• [ABOUT THIS TASK] Using the listing below, count every line that contains the word "immer"; respond with the count alone.

• [EXERCISE MATERIAL]
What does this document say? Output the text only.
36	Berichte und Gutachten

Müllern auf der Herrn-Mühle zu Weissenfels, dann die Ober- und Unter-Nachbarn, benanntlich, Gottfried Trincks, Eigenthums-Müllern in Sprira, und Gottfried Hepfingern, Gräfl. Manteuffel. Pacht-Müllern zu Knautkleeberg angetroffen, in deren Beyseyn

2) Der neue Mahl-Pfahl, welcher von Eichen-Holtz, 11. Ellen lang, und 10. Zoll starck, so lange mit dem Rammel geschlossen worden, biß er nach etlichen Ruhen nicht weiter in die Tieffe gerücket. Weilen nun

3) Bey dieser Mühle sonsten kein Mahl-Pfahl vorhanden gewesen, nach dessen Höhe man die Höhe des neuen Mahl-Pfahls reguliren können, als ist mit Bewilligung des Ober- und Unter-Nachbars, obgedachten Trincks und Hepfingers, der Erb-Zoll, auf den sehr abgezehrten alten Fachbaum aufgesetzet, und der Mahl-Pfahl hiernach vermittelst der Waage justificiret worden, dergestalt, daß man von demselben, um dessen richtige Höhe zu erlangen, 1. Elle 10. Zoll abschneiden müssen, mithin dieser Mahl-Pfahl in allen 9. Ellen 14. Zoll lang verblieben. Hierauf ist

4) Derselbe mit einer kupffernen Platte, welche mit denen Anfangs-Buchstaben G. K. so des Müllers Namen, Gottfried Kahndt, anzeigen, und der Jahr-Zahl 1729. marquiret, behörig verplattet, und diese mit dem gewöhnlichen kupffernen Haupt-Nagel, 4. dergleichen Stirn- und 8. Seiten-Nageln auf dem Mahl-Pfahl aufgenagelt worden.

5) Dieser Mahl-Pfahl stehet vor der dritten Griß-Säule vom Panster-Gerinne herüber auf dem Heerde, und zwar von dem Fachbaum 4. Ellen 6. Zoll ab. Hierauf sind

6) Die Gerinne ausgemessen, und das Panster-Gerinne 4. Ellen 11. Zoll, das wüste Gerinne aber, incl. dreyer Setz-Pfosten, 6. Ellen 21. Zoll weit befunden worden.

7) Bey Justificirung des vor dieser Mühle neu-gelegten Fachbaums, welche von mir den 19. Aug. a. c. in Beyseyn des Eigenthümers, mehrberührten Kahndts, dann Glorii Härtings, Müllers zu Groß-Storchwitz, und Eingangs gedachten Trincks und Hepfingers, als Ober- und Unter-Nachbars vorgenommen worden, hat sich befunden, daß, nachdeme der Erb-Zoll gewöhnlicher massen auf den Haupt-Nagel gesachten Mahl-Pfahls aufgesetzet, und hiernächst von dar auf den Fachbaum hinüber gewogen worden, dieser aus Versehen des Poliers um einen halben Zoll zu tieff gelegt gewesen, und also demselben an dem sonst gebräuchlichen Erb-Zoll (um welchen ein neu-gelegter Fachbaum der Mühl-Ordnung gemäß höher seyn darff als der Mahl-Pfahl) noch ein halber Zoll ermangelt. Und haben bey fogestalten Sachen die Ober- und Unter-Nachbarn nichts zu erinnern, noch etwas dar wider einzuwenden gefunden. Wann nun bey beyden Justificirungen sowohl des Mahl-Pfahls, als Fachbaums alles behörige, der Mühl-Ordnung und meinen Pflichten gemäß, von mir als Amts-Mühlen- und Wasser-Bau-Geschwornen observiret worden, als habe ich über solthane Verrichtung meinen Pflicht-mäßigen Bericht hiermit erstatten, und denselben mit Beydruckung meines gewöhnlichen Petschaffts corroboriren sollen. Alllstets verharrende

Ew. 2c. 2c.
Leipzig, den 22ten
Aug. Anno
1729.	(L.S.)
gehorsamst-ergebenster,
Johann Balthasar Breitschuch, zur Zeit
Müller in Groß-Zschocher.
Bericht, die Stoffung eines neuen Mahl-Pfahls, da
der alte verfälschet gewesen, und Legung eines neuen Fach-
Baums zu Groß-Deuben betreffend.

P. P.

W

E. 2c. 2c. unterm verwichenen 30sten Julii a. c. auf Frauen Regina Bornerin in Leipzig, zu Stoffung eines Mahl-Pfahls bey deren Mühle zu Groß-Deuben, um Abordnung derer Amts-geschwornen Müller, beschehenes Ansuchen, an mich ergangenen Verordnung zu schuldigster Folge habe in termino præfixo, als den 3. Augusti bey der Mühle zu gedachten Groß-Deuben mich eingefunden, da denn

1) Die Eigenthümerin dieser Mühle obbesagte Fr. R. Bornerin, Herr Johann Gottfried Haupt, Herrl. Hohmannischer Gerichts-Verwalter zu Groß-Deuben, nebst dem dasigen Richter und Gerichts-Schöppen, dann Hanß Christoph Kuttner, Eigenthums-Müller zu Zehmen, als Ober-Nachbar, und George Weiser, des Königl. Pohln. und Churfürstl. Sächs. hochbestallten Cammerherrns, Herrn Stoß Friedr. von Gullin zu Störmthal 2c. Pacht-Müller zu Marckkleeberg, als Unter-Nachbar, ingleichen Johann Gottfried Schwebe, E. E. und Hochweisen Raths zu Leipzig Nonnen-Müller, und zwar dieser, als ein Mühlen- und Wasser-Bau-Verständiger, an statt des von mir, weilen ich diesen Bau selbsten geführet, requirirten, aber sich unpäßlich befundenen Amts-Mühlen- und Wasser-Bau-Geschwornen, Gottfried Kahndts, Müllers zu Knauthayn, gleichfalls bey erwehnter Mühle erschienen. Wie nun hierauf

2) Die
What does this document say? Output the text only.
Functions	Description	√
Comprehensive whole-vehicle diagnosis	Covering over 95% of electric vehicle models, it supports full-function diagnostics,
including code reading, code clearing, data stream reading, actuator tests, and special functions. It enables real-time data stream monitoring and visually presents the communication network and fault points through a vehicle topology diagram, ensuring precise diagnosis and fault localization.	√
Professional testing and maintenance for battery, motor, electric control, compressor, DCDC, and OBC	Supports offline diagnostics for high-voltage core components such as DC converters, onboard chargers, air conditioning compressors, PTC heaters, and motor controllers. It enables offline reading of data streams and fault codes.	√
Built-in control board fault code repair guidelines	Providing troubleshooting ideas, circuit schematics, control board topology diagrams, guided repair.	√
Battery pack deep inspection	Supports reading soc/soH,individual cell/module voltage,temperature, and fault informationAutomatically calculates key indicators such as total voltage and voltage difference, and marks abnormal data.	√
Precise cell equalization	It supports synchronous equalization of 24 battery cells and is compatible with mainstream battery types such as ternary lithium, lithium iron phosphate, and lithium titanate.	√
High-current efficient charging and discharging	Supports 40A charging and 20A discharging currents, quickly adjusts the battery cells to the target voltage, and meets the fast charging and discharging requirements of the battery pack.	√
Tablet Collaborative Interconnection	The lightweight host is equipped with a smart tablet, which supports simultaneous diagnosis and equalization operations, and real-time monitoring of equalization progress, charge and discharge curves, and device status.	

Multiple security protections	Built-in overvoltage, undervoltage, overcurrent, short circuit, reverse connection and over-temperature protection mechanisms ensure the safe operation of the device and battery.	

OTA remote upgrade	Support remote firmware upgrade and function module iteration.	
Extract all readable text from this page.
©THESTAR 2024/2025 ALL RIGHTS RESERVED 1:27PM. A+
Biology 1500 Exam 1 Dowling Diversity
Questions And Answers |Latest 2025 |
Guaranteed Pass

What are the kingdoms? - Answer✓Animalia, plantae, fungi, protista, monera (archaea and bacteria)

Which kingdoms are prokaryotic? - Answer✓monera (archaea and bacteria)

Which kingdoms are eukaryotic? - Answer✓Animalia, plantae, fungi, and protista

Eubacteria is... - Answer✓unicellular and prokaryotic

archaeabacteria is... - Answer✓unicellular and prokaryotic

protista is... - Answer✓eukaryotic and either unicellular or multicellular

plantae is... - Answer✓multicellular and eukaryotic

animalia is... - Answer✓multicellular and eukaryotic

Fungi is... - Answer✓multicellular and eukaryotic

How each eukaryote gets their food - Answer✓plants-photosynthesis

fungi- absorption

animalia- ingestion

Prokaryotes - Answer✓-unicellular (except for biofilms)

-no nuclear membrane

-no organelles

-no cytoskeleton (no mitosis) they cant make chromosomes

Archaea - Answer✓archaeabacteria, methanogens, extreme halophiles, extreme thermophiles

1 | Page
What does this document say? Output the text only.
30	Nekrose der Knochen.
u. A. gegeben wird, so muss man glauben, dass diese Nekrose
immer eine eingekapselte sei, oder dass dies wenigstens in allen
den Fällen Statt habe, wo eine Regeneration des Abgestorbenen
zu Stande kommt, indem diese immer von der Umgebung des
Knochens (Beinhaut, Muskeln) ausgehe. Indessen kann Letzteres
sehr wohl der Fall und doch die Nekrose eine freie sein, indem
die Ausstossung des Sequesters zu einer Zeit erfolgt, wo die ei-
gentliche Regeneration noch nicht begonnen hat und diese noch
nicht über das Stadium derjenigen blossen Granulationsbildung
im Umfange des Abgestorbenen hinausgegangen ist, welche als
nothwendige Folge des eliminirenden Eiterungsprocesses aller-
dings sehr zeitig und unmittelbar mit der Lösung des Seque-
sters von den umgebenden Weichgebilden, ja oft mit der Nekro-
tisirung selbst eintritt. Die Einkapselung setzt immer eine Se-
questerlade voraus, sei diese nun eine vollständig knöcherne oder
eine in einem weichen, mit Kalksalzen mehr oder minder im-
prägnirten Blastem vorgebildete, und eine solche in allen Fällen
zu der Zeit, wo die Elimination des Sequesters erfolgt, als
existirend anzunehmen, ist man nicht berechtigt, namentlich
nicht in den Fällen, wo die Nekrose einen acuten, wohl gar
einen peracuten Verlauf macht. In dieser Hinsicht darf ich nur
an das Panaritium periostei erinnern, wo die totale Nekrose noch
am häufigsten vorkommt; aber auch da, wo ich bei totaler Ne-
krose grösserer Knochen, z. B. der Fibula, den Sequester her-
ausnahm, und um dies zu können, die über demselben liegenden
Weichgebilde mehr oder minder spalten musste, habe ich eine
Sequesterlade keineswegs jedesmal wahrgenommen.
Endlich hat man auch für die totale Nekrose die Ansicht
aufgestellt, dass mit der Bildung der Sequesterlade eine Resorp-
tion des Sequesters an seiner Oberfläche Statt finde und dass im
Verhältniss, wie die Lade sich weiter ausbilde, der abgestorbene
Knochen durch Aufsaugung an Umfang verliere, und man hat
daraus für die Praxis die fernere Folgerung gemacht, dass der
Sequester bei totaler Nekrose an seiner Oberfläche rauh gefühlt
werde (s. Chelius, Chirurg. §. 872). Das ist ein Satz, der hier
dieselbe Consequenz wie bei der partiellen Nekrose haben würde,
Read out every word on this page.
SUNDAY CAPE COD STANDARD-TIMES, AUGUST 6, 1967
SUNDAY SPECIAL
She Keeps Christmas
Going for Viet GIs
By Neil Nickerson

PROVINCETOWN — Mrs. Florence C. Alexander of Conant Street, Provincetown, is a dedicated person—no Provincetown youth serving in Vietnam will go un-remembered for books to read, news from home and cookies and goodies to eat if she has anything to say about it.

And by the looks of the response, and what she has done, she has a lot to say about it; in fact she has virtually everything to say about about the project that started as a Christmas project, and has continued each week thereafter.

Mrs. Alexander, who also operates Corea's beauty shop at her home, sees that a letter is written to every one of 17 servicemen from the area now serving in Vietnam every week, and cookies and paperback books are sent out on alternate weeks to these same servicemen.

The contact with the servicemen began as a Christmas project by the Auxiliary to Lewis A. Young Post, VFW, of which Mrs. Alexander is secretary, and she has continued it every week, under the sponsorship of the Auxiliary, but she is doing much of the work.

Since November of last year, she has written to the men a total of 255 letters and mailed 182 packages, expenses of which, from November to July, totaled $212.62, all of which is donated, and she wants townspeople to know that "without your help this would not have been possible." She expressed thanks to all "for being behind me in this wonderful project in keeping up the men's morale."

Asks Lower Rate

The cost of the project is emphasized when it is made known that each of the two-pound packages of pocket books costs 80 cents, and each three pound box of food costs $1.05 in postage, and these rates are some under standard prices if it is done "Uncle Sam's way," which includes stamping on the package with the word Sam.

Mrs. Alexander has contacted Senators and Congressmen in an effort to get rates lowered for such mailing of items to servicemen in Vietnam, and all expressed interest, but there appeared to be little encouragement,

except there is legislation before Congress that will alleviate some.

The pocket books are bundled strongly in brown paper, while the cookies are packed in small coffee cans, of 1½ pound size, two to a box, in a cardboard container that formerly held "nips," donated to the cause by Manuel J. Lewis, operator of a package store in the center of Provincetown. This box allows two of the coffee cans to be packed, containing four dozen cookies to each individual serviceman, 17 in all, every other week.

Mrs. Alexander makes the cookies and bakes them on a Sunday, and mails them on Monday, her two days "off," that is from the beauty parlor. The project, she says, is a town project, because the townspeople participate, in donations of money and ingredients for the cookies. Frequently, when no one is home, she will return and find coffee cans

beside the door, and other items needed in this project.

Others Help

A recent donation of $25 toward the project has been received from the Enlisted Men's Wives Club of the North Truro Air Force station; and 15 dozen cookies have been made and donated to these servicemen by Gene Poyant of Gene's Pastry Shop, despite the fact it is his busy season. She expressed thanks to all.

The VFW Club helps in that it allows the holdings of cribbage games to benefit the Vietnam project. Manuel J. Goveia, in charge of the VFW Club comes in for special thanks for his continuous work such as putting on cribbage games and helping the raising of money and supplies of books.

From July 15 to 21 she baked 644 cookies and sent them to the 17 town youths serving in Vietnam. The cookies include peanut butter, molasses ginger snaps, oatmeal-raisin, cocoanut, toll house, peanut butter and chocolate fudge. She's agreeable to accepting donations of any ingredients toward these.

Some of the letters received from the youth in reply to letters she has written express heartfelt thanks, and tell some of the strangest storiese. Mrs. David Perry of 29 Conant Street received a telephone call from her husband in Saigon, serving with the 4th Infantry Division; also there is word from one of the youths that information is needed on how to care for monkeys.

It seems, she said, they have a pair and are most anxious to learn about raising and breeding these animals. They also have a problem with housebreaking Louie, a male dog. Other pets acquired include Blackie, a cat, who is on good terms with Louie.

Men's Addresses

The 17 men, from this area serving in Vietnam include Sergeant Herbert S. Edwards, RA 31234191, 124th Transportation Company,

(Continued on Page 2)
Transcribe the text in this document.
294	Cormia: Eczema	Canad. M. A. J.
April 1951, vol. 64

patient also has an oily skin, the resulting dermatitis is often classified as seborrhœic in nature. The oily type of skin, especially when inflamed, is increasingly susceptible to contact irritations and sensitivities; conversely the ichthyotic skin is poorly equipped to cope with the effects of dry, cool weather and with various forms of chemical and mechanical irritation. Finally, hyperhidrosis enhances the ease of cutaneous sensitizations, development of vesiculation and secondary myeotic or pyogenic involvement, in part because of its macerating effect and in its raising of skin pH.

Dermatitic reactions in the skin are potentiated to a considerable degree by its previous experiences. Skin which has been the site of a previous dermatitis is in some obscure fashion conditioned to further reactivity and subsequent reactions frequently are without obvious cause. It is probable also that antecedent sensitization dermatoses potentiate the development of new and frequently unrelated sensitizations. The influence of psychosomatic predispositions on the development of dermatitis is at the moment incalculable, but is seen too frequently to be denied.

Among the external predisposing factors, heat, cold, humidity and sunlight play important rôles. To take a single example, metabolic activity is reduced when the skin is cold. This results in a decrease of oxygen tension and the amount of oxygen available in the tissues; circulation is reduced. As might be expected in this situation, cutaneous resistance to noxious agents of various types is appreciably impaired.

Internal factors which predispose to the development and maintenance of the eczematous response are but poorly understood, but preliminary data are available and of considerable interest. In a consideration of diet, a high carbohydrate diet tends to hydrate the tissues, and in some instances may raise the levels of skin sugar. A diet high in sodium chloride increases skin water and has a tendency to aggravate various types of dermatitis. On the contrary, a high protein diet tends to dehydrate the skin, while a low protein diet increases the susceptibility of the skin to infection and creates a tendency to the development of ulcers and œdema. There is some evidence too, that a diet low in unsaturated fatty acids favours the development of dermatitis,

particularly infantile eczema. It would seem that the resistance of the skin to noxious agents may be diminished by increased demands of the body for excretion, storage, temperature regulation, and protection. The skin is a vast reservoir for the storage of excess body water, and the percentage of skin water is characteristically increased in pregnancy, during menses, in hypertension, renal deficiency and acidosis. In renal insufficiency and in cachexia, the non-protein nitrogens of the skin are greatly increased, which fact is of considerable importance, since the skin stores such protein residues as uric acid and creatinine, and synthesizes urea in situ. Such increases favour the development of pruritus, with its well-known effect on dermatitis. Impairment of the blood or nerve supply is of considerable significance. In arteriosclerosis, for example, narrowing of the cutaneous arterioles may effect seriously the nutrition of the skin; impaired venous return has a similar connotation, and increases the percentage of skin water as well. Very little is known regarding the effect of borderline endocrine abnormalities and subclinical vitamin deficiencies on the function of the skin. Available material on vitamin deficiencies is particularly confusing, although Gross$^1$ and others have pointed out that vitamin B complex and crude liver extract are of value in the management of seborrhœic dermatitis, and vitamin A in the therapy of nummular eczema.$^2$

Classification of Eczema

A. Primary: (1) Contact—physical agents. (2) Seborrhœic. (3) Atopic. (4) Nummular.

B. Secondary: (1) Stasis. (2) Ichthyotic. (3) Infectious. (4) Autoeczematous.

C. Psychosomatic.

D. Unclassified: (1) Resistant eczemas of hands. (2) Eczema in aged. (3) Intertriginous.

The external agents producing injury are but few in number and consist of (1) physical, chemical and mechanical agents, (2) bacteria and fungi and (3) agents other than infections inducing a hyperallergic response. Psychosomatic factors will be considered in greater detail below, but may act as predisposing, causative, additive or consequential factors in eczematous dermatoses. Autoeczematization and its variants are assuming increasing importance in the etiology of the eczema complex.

• [ANSWER SECTION] 3